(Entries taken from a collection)
......
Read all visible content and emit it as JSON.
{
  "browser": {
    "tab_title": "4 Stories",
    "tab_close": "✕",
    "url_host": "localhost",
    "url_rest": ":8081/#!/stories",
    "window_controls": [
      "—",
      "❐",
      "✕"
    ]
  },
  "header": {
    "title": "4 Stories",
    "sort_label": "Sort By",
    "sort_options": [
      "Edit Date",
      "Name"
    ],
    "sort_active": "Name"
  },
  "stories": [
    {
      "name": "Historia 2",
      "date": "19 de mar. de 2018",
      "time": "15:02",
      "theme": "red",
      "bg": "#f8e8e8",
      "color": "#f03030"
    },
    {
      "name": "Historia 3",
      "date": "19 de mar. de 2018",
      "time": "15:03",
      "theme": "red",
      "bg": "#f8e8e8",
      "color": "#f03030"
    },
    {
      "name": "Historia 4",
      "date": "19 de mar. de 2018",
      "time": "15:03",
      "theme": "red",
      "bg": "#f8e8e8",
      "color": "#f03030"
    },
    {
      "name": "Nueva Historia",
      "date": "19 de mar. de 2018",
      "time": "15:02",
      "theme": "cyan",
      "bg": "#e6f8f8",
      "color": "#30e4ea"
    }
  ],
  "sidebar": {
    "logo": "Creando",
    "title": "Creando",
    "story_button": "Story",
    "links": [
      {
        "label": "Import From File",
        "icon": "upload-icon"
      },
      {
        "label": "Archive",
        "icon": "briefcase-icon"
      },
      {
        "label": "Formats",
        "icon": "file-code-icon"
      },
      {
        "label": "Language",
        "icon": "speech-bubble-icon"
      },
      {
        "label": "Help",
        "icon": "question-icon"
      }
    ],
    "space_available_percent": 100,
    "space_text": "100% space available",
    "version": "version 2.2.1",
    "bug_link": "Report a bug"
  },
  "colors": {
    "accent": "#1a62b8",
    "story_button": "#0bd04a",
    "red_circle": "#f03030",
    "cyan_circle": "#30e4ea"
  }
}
......
= EXERCISE =
From the first line to the last, retype the data exactly.

= RESULT FOR THIS EXERCISE =
Read all visible content and emit it as JSON.
{
  "browser": {
    "tab_title": "4 Stories",
    "tab_close": "✕",
    "url_host": "localhost",
    "url_rest": ":8081/#!/stories",
    "window_controls": [
      "—",
      "❐",
      "✕"
    ]
  },
  "header": {
    "title": "4 Stories",
    "sort_label": "Sort By",
    "sort_options": [
      "Edit Date",
      "Name"
    ],
    "sort_active": "Name"
  },
  "stories": [
    {
      "name": "Historia 2",
      "date": "19 de mar. de 2018",
      "time": "15:02",
      "theme": "red",
      "bg": "#f8e8e8",
      "color": "#f03030"
    },
    {
      "name": "Historia 3",
      "date": "19 de mar. de 2018",
      "time": "15:03",
      "theme": "red",
      "bg": "#f8e8e8",
      "color": "#f03030"
    },
    {
      "name": "Historia 4",
      "date": "19 de mar. de 2018",
      "time": "15:03",
      "theme": "red",
      "bg": "#f8e8e8",
      "color": "#f03030"
    },
    {
      "name": "Nueva Historia",
      "date": "19 de mar. de 2018",
      "time": "15:02",
      "theme": "cyan",
      "bg": "#e6f8f8",
      "color": "#30e4ea"
    }
  ],
  "sidebar": {
    "logo": "Creando",
    "title": "Creando",
    "story_button": "Story",
    "links": [
      {
        "label": "Import From File",
        "icon": "upload-icon"
      },
      {
        "label": "Archive",
        "icon": "briefcase-icon"
      },
      {
        "label": "Formats",
        "icon": "file-code-icon"
      },
      {
        "label": "Language",
        "icon": "speech-bubble-icon"
      },
      {
        "label": "Help",
        "icon": "question-icon"
      }
    ],
    "space_available_percent": 100,
    "space_text": "100% space available",
    "version": "version 2.2.1",
    "bug_link": "Report a bug"
  },
  "colors": {
    "accent": "#1a62b8",
    "story_button": "#0bd04a",
    "red_circle": "#f03030",
    "cyan_circle": "#30e4ea"
  }
}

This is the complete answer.